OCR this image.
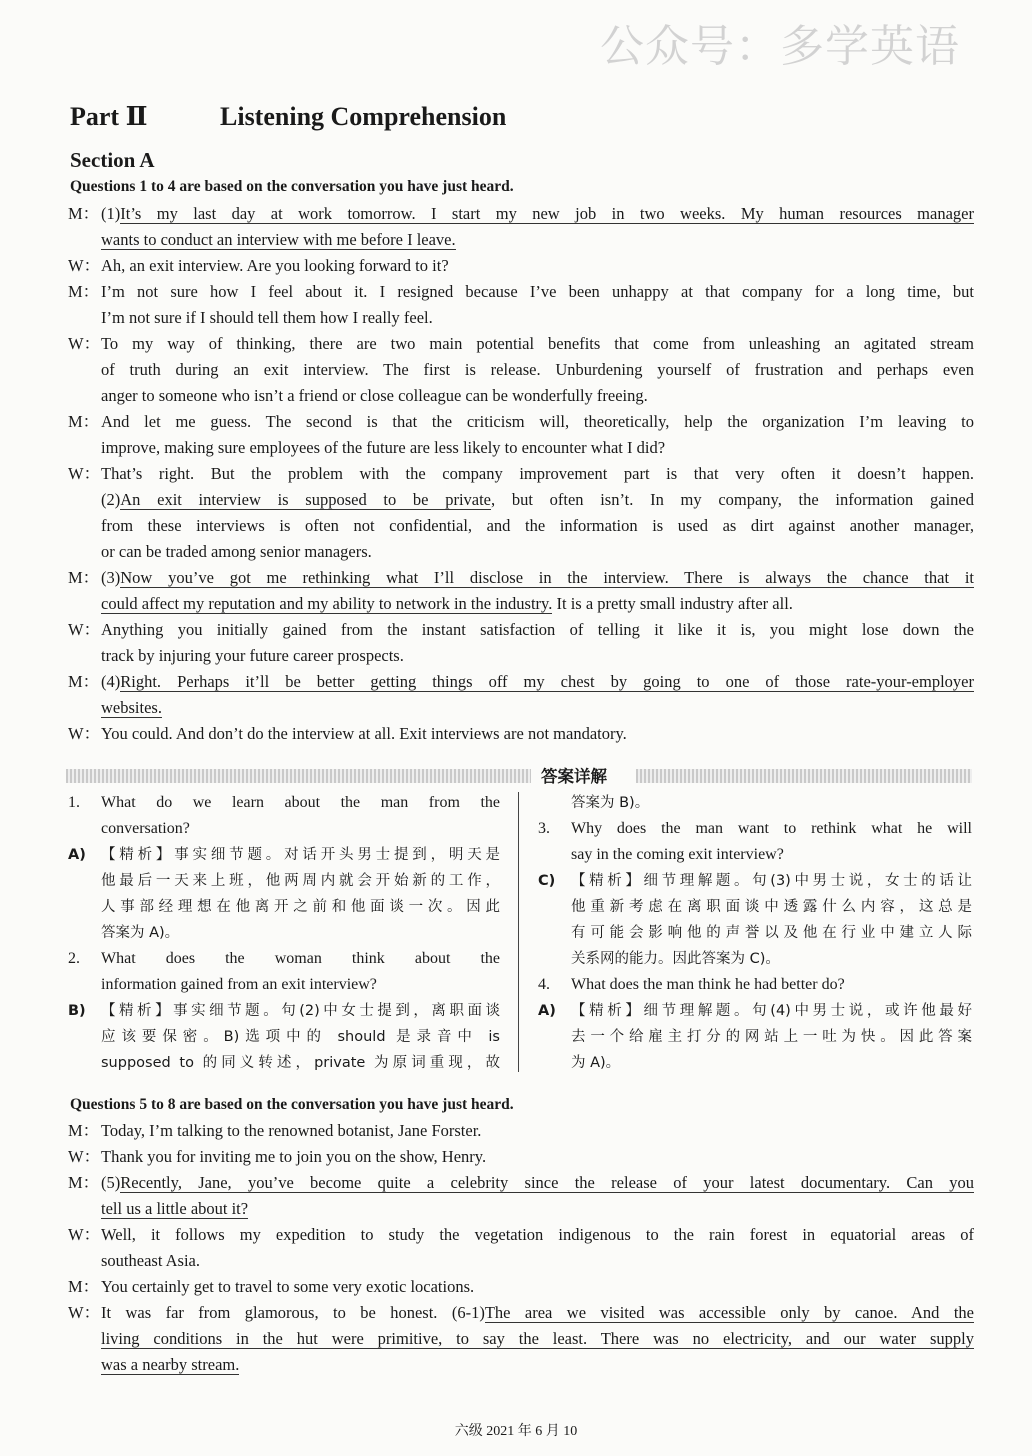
公众号：多学英语
Part Ⅱ	Listening Comprehension
Section A
Questions 1 to 4 are based on the conversation you have just heard.

M： (1)It’s my last day at work tomorrow. I start my new job in two weeks. My human resources manager

wants to conduct an interview with me before I leave.

W： Ah, an exit interview. Are you looking forward to it?

M： I’m not sure how I feel about it. I resigned because I’ve been unhappy at that company for a long time, but

I’m not sure if I should tell them how I really feel.

W： To my way of thinking, there are two main potential benefits that come from unleashing an agitated stream

of truth during an exit interview. The first is release. Unburdening yourself of frustration and perhaps even

anger to someone who isn’t a friend or close colleague can be wonderfully freeing.

M： And let me guess. The second is that the criticism will, theoretically, help the organization I’m leaving to

improve, making sure employees of the future are less likely to encounter what I did?

W： That’s right. But the problem with the company improvement part is that very often it doesn’t happen.

(2)An exit interview is supposed to be private, but often isn’t. In my company, the information gained

from these interviews is often not confidential, and the information is used as dirt against another manager,

or can be traded among senior managers.

M： (3)Now you’ve got me rethinking what I’ll disclose in the interview. There is always the chance that it

could affect my reputation and my ability to network in the industry. It is a pretty small industry after all.

W： Anything you initially gained from the instant satisfaction of telling it like it is, you might lose down the

track by injuring your future career prospects.

M： (4)Right. Perhaps it’ll be better getting things off my chest by going to one of those rate-your-employer

websites.

W： You could. And don’t do the interview at all. Exit interviews are not mandatory.

答案详解

1. What do we learn about the man from the

conversation?

A) 【精析】事实细节题。对话开头男士提到，明天是

他最后一天来上班，他两周内就会开始新的工作，

人事部经理想在他离开之前和他面谈一次。因此

答案为 A)。

2. What does the woman think about the

information gained from an exit interview?

B) 【精析】事实细节题。句(2)中女士提到，离职面谈

应该要保密。B)选项中的 should 是录音中 is

supposed to 的同义转述，private 为原词重现，故

答案为 B)。

3. Why does the man want to rethink what he will

say in the coming exit interview?

C) 【精析】细节理解题。句(3)中男士说，女士的话让

他重新考虑在离职面谈中透露什么内容，这总是

有可能会影响他的声誉以及他在行业中建立人际

关系网的能力。因此答案为 C)。

4. What does the man think he had better do?

A) 【精析】细节理解题。句(4)中男士说，或许他最好

去一个给雇主打分的网站上一吐为快。因此答案

为 A)。

Questions 5 to 8 are based on the conversation you have just heard.

M： Today, I’m talking to the renowned botanist, Jane Forster.

W： Thank you for inviting me to join you on the show, Henry.

M： (5)Recently, Jane, you’ve become quite a celebrity since the release of your latest documentary. Can you

tell us a little about it?

W： Well, it follows my expedition to study the vegetation indigenous to the rain forest in equatorial areas of

southeast Asia.

M： You certainly get to travel to some very exotic locations.

W： It was far from glamorous, to be honest. (6-1)The area we visited was accessible only by canoe. And the

living conditions in the hut were primitive, to say the least. There was no electricity, and our water supply

was a nearby stream.

六级 2021 年 6 月 10
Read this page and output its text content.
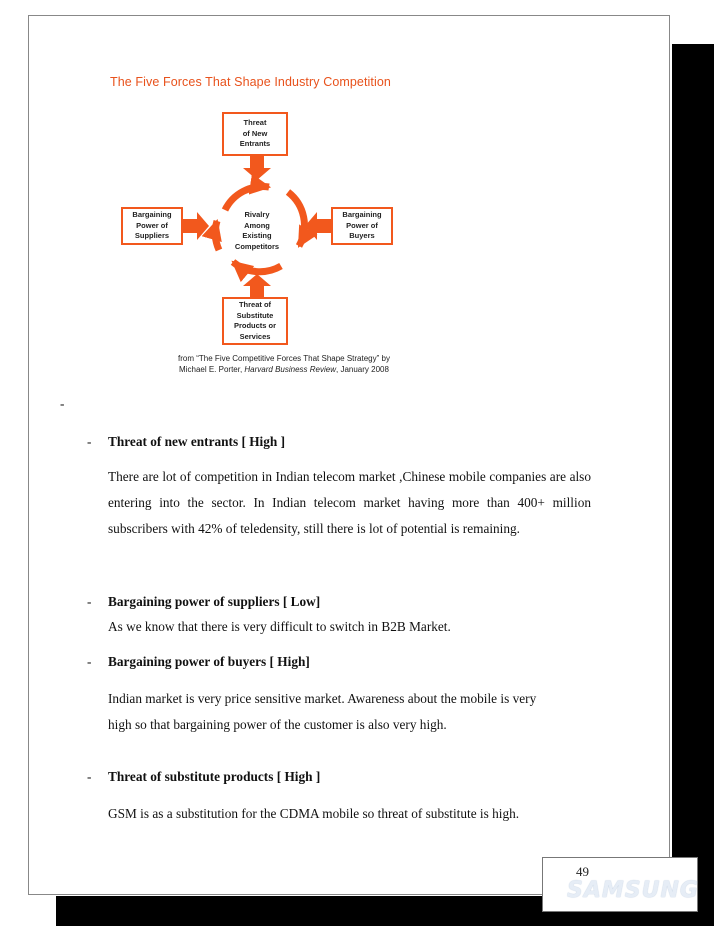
The Five Forces That Shape Industry Competition
Threat
of New
Entrants
Bargaining
Power of
Suppliers
Rivalry
Among
Existing
Competitors
Bargaining
Power of
Buyers
Threat of
Substitute
Products or
Services
from “The Five Competitive Forces That Shape Strategy” by
Michael E. Porter, Harvard Business Review, January 2008
-
- Threat of new entrants [ High ]
There are lot of competition in Indian telecom market ,Chinese mobile companies are also entering into the sector. In Indian telecom market having more than 400+ million subscribers with 42% of teledensity, still there is lot of potential is remaining.
- Bargaining power of suppliers [ Low]
As we know that there is very difficult to switch in B2B Market.
- Bargaining power of buyers [ High]
Indian market is very price sensitive market. Awareness about the mobile is very
high so that bargaining power of the customer is also very high.
- Threat of substitute products [ High ]
GSM is as a substitution for the CDMA mobile so threat of substitute is high.
49
SAMSUNG
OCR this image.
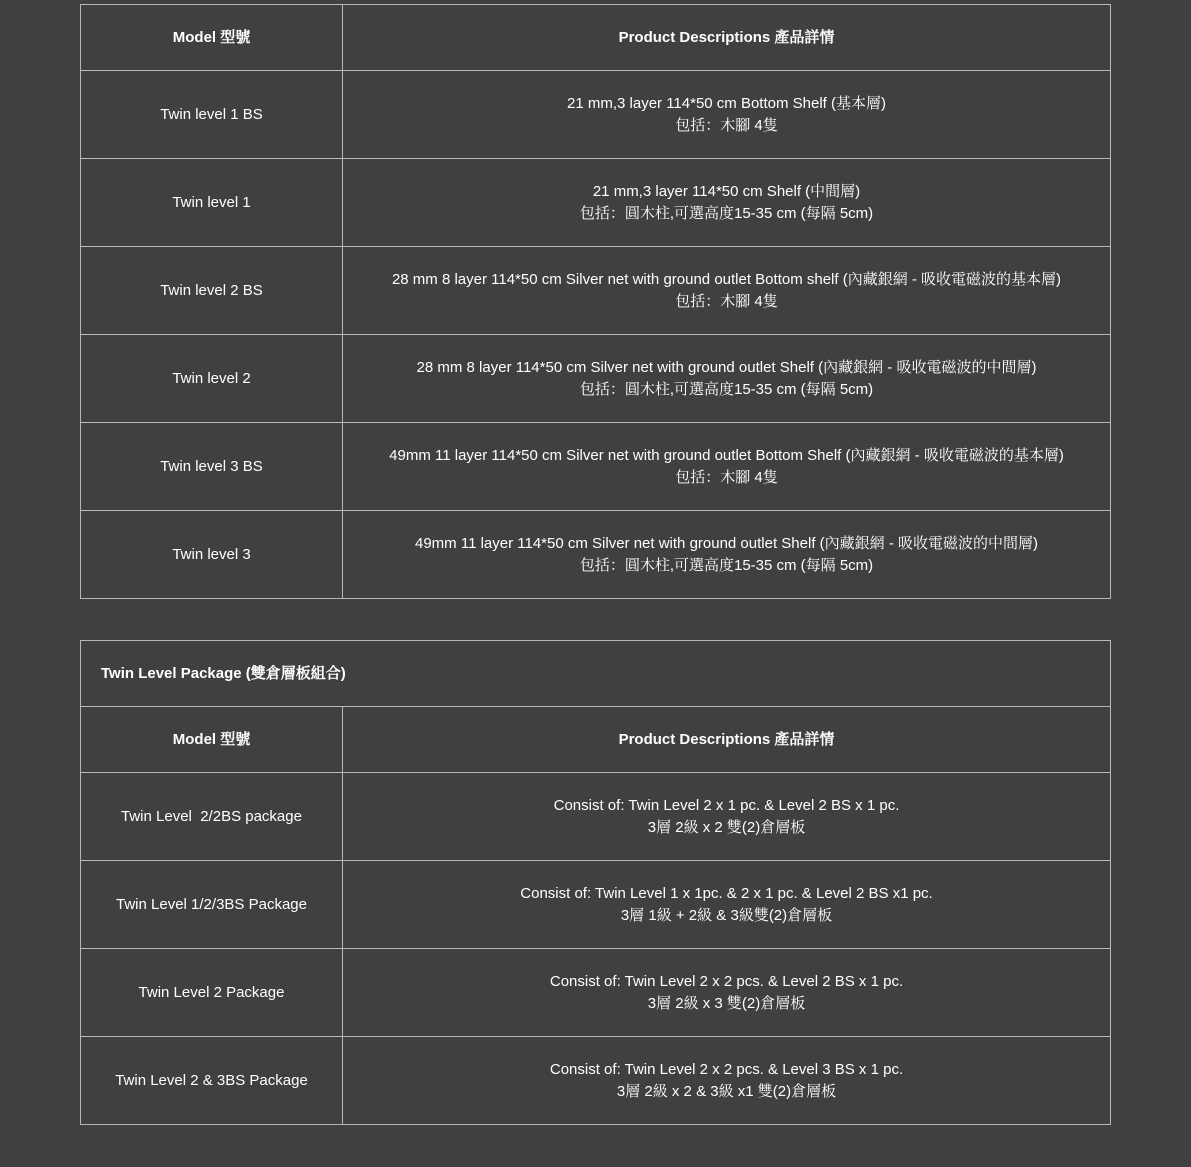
Model 型號	Product Descriptions 產品詳情
Twin level 1 BS	21 mm,3 layer 114*50 cm Bottom Shelf (基本層)
包括：木腳 4隻

Twin level 1	21 mm,3 layer 114*50 cm Shelf (中間層)
包括：圓木柱,可選高度15-35 cm (每隔 5cm)

Twin level 2 BS	28 mm 8 layer 114*50 cm Silver net with ground outlet Bottom shelf (內藏銀網 - 吸收電磁波的基本層)
包括：木腳 4隻

Twin level 2	28 mm 8 layer 114*50 cm Silver net with ground outlet Shelf (內藏銀網 - 吸收電磁波的中間層)
包括：圓木柱,可選高度15-35 cm (每隔 5cm)

Twin level 3 BS	49mm 11 layer 114*50 cm Silver net with ground outlet Bottom Shelf (內藏銀網 - 吸收電磁波的基本層)
包括：木腳 4隻

Twin level 3	49mm 11 layer 114*50 cm Silver net with ground outlet Shelf (內藏銀網 - 吸收電磁波的中間層)
包括：圓木柱,可選高度15-35 cm (每隔 5cm)
Twin Level Package (雙倉層板組合)	
Model 型號	Product Descriptions 產品詳情
Twin Level  2/2BS package	Consist of: Twin Level 2 x 1 pc. & Level 2 BS x 1 pc.
3層 2級 x 2 雙(2)倉層板

Twin Level 1/2/3BS Package	Consist of: Twin Level 1 x 1pc. & 2 x 1 pc. & Level 2 BS x1 pc.
3層 1級 + 2級 & 3級雙(2)倉層板

Twin Level 2 Package	Consist of: Twin Level 2 x 2 pcs. & Level 2 BS x 1 pc.
3層 2級 x 3 雙(2)倉層板

Twin Level 2 & 3BS Package	Consist of: Twin Level 2 x 2 pcs. & Level 3 BS x 1 pc.
3層 2級 x 2 & 3級 x1 雙(2)倉層板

▬▬▬

TASK TO COMPLETE:
Select and copy every line of the listing with the word "release".

RESPONSE:
of truth during an exit interview. The first is release. Unburdening yourself of frustration and perhaps even
M： (5)Recently, Jane, you’ve become quite a celebrity since the release of your latest documentary. Can you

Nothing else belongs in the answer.